Items listed in a dataset:
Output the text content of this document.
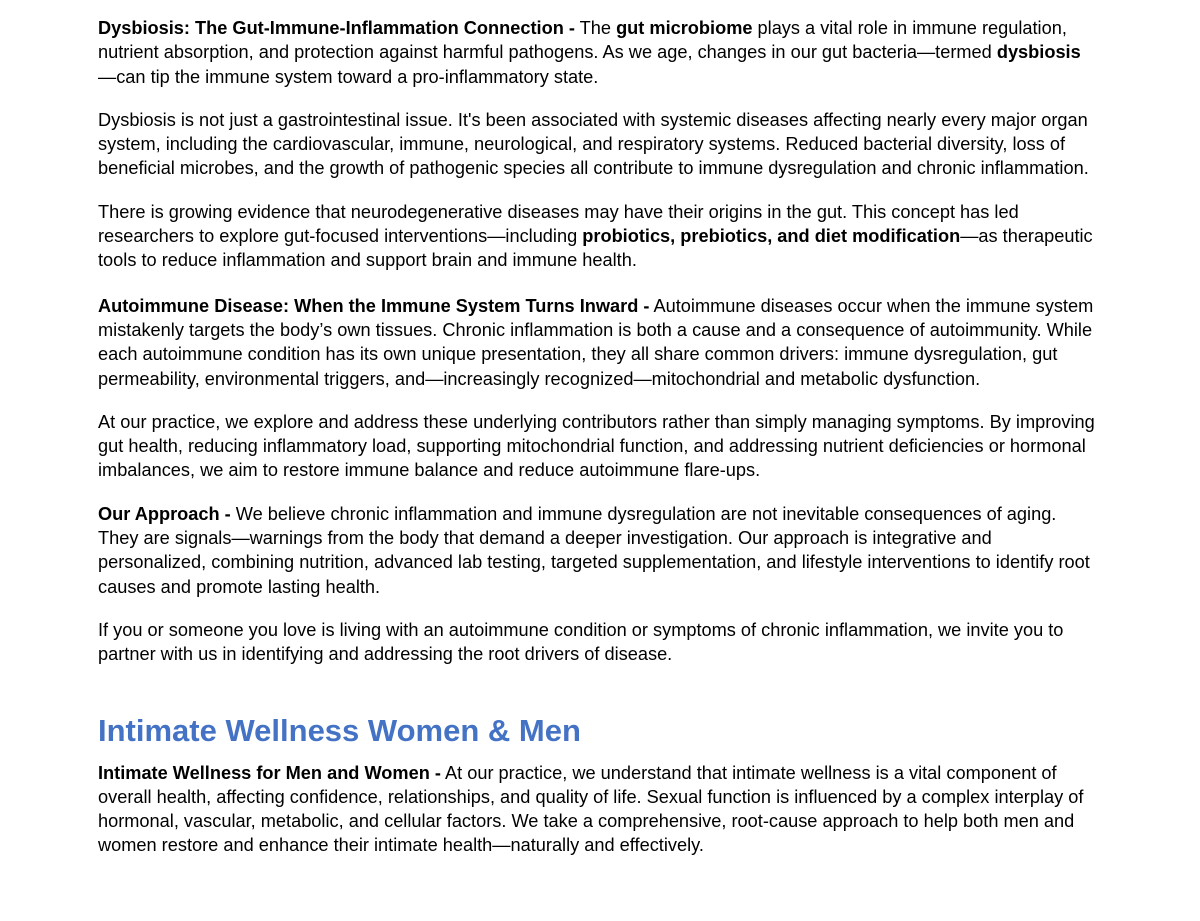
Dysbiosis: The Gut-Immune-Inflammation Connection - The gut microbiome plays a vital role in immune regulation, nutrient absorption, and protection against harmful pathogens. As we age, changes in our gut bacteria—termed dysbiosis—can tip the immune system toward a pro-inflammatory state.

Dysbiosis is not just a gastrointestinal issue. It's been associated with systemic diseases affecting nearly every major organ system, including the cardiovascular, immune, neurological, and respiratory systems. Reduced bacterial diversity, loss of beneficial microbes, and the growth of pathogenic species all contribute to immune dysregulation and chronic inflammation.

There is growing evidence that neurodegenerative diseases may have their origins in the gut. This concept has led researchers to explore gut-focused interventions—including probiotics, prebiotics, and diet modification—as therapeutic tools to reduce inflammation and support brain and immune health.

Autoimmune Disease: When the Immune System Turns Inward - Autoimmune diseases occur when the immune system mistakenly targets the body’s own tissues. Chronic inflammation is both a cause and a consequence of autoimmunity. While each autoimmune condition has its own unique presentation, they all share common drivers: immune dysregulation, gut permeability, environmental triggers, and—increasingly recognized—mitochondrial and metabolic dysfunction.

At our practice, we explore and address these underlying contributors rather than simply managing symptoms. By improving gut health, reducing inflammatory load, supporting mitochondrial function, and addressing nutrient deficiencies or hormonal imbalances, we aim to restore immune balance and reduce autoimmune flare-ups.

Our Approach - We believe chronic inflammation and immune dysregulation are not inevitable consequences of aging. They are signals—warnings from the body that demand a deeper investigation. Our approach is integrative and personalized, combining nutrition, advanced lab testing, targeted supplementation, and lifestyle interventions to identify root causes and promote lasting health.

If you or someone you love is living with an autoimmune condition or symptoms of chronic inflammation, we invite you to partner with us in identifying and addressing the root drivers of disease.

Intimate Wellness Women & Men

Intimate Wellness for Men and Women - At our practice, we understand that intimate wellness is a vital component of overall health, affecting confidence, relationships, and quality of life. Sexual function is influenced by a complex interplay of hormonal, vascular, metabolic, and cellular factors. We take a comprehensive, root-cause approach to help both men and women restore and enhance their intimate health—naturally and effectively.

* TASK INSTRUCTIONS *
Look through the entries above, find each line containing "both", and copy it.

* TASK OUTPUT *
Autoimmune Disease: When the Immune System Turns Inward - Autoimmune diseases occur when the immune system mistakenly targets the body’s own tissues. Chronic inflammation is both a cause and a consequence of autoimmunity. While each autoimmune condition has its own unique presentation, they all share common drivers: immune dysregulation, gut permeability, environmental triggers, and—increasingly recognized—mitochondrial and metabolic dysfunction.
Intimate Wellness for Men and Women - At our practice, we understand that intimate wellness is a vital component of overall health, affecting confidence, relationships, and quality of life. Sexual function is influenced by a complex interplay of hormonal, vascular, metabolic, and cellular factors. We take a comprehensive, root-cause approach to help both men and women restore and enhance their intimate health—naturally and effectively.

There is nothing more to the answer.